## Aim
Images must not appear in your copy; reproduce every other part of the records exactly.

[Chart and figure data]
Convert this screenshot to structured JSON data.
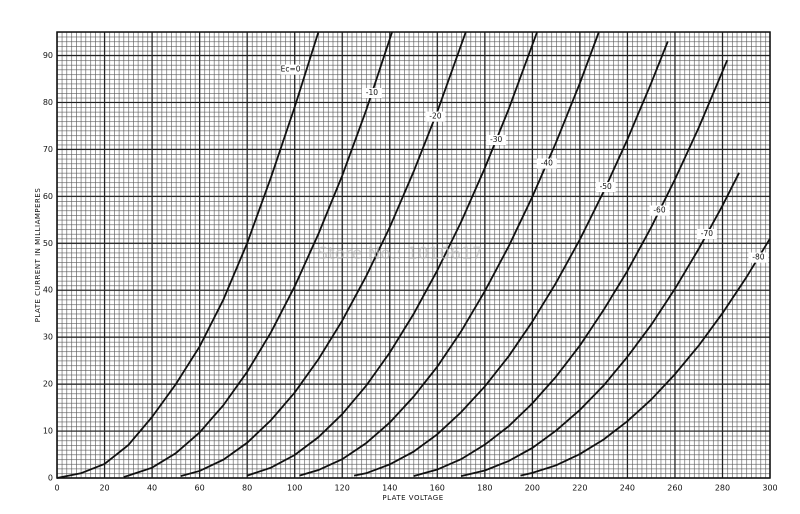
{
  "chart_data": {
    "type": "line",
    "x_label": "PLATE VOLTAGE",
    "y_label": "PLATE CURRENT IN MILLIAMPERES",
    "watermark": "Store No.: 1010617",
    "xlim": [
      0,
      300
    ],
    "ylim": [
      0,
      95
    ],
    "xticks": [
      0,
      20,
      40,
      60,
      80,
      100,
      120,
      140,
      160,
      180,
      200,
      220,
      240,
      260,
      280,
      300
    ],
    "yticks": [
      0,
      10,
      20,
      30,
      40,
      50,
      60,
      70,
      80,
      90
    ],
    "grid": true,
    "color": "#111",
    "series": [
      {
        "name": "Ec=0",
        "x": [
          0,
          10,
          20,
          30,
          40,
          50,
          60,
          70,
          80,
          90,
          100,
          110
        ],
        "values": [
          0,
          1,
          3,
          7,
          13,
          20,
          28,
          38,
          50,
          64,
          79,
          95
        ]
      },
      {
        "name": "-10",
        "x": [
          28,
          30,
          40,
          50,
          60,
          70,
          80,
          90,
          100,
          110,
          120,
          130,
          141
        ],
        "values": [
          0.2,
          0.5,
          2.2,
          5.3,
          9.7,
          15.5,
          22.6,
          31,
          40.8,
          52,
          64.4,
          78.2,
          95
        ]
      },
      {
        "name": "-20",
        "x": [
          52,
          60,
          70,
          80,
          90,
          100,
          110,
          120,
          130,
          140,
          150,
          160,
          172
        ],
        "values": [
          0.4,
          1.5,
          3.9,
          7.5,
          12.3,
          18.2,
          25.3,
          33.5,
          42.9,
          53.4,
          65.2,
          78,
          95
        ]
      },
      {
        "name": "-30",
        "x": [
          80,
          90,
          100,
          110,
          120,
          130,
          140,
          150,
          160,
          170,
          180,
          190,
          202
        ],
        "values": [
          0.5,
          2.2,
          4.9,
          8.7,
          13.6,
          19.6,
          26.7,
          34.9,
          44.2,
          54.5,
          66,
          78.5,
          95
        ]
      },
      {
        "name": "-40",
        "x": [
          102,
          110,
          120,
          130,
          140,
          150,
          160,
          170,
          180,
          190,
          200,
          210,
          220,
          228
        ],
        "values": [
          0.5,
          1.7,
          4,
          7.4,
          11.8,
          17.3,
          23.7,
          31.2,
          39.8,
          49.3,
          59.9,
          71.5,
          84.1,
          95
        ]
      },
      {
        "name": "-50",
        "x": [
          125,
          130,
          140,
          150,
          160,
          170,
          180,
          190,
          200,
          210,
          220,
          230,
          240,
          250,
          257
        ],
        "values": [
          0.5,
          1,
          2.9,
          5.6,
          9.3,
          14,
          19.5,
          25.9,
          33.3,
          41.6,
          50.8,
          61,
          72.1,
          84.1,
          93
        ]
      },
      {
        "name": "-60",
        "x": [
          150,
          160,
          170,
          180,
          190,
          200,
          210,
          220,
          230,
          240,
          250,
          260,
          270,
          282
        ],
        "values": [
          0.4,
          1.8,
          4,
          7.1,
          11,
          15.9,
          21.6,
          28.2,
          35.8,
          44.1,
          53.4,
          63.6,
          74.6,
          89
        ]
      },
      {
        "name": "-70",
        "x": [
          170,
          180,
          190,
          200,
          210,
          220,
          230,
          240,
          250,
          260,
          270,
          280,
          287
        ],
        "values": [
          0.4,
          1.6,
          3.6,
          6.4,
          10.1,
          14.5,
          19.7,
          25.8,
          32.6,
          40.3,
          48.8,
          58,
          65
        ]
      },
      {
        "name": "-80",
        "x": [
          195,
          200,
          210,
          220,
          230,
          240,
          250,
          260,
          270,
          280,
          290,
          300
        ],
        "values": [
          0.5,
          1.1,
          2.7,
          5.1,
          8.2,
          12.1,
          16.7,
          22.1,
          28.2,
          35.1,
          42.7,
          51
        ]
      }
    ]
  }
}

## The completed task
Convert this screenshot to structured JSON data.
{
  "chart_data": {
    "type": "line",
    "x_label": "PLATE VOLTAGE",
    "y_label": "PLATE CURRENT IN MILLIAMPERES",
    "watermark": "Store No.: 1010617",
    "xlim": [
      0,
      300
    ],
    "ylim": [
      0,
      95
    ],
    "xticks": [
      0,
      20,
      40,
      60,
      80,
      100,
      120,
      140,
      160,
      180,
      200,
      220,
      240,
      260,
      280,
      300
    ],
    "yticks": [
      0,
      10,
      20,
      30,
      40,
      50,
      60,
      70,
      80,
      90
    ],
    "grid": true,
    "color": "#111",
    "series": [
      {
        "name": "Ec=0",
        "x": [
          0,
          10,
          20,
          30,
          40,
          50,
          60,
          70,
          80,
          90,
          100,
          110
        ],
        "values": [
          0,
          1,
          3,
          7,
          13,
          20,
          28,
          38,
          50,
          64,
          79,
          95
        ]
      },
      {
        "name": "-10",
        "x": [
          28,
          30,
          40,
          50,
          60,
          70,
          80,
          90,
          100,
          110,
          120,
          130,
          141
        ],
        "values": [
          0.2,
          0.5,
          2.2,
          5.3,
          9.7,
          15.5,
          22.6,
          31,
          40.8,
          52,
          64.4,
          78.2,
          95
        ]
      },
      {
        "name": "-20",
        "x": [
          52,
          60,
          70,
          80,
          90,
          100,
          110,
          120,
          130,
          140,
          150,
          160,
          172
        ],
        "values": [
          0.4,
          1.5,
          3.9,
          7.5,
          12.3,
          18.2,
          25.3,
          33.5,
          42.9,
          53.4,
          65.2,
          78,
          95
        ]
      },
      {
        "name": "-30",
        "x": [
          80,
          90,
          100,
          110,
          120,
          130,
          140,
          150,
          160,
          170,
          180,
          190,
          202
        ],
        "values": [
          0.5,
          2.2,
          4.9,
          8.7,
          13.6,
          19.6,
          26.7,
          34.9,
          44.2,
          54.5,
          66,
          78.5,
          95
        ]
      },
      {
        "name": "-40",
        "x": [
          102,
          110,
          120,
          130,
          140,
          150,
          160,
          170,
          180,
          190,
          200,
          210,
          220,
          228
        ],
        "values": [
          0.5,
          1.7,
          4,
          7.4,
          11.8,
          17.3,
          23.7,
          31.2,
          39.8,
          49.3,
          59.9,
          71.5,
          84.1,
          95
        ]
      },
      {
        "name": "-50",
        "x": [
          125,
          130,
          140,
          150,
          160,
          170,
          180,
          190,
          200,
          210,
          220,
          230,
          240,
          250,
          257
        ],
        "values": [
          0.5,
          1,
          2.9,
          5.6,
          9.3,
          14,
          19.5,
          25.9,
          33.3,
          41.6,
          50.8,
          61,
          72.1,
          84.1,
          93
        ]
      },
      {
        "name": "-60",
        "x": [
          150,
          160,
          170,
          180,
          190,
          200,
          210,
          220,
          230,
          240,
          250,
          260,
          270,
          282
        ],
        "values": [
          0.4,
          1.8,
          4,
          7.1,
          11,
          15.9,
          21.6,
          28.2,
          35.8,
          44.1,
          53.4,
          63.6,
          74.6,
          89
        ]
      },
      {
        "name": "-70",
        "x": [
          170,
          180,
          190,
          200,
          210,
          220,
          230,
          240,
          250,
          260,
          270,
          280,
          287
        ],
        "values": [
          0.4,
          1.6,
          3.6,
          6.4,
          10.1,
          14.5,
          19.7,
          25.8,
          32.6,
          40.3,
          48.8,
          58,
          65
        ]
      },
      {
        "name": "-80",
        "x": [
          195,
          200,
          210,
          220,
          230,
          240,
          250,
          260,
          270,
          280,
          290,
          300
        ],
        "values": [
          0.5,
          1.1,
          2.7,
          5.1,
          8.2,
          12.1,
          16.7,
          22.1,
          28.2,
          35.1,
          42.7,
          51
        ]
      }
    ]
  }
}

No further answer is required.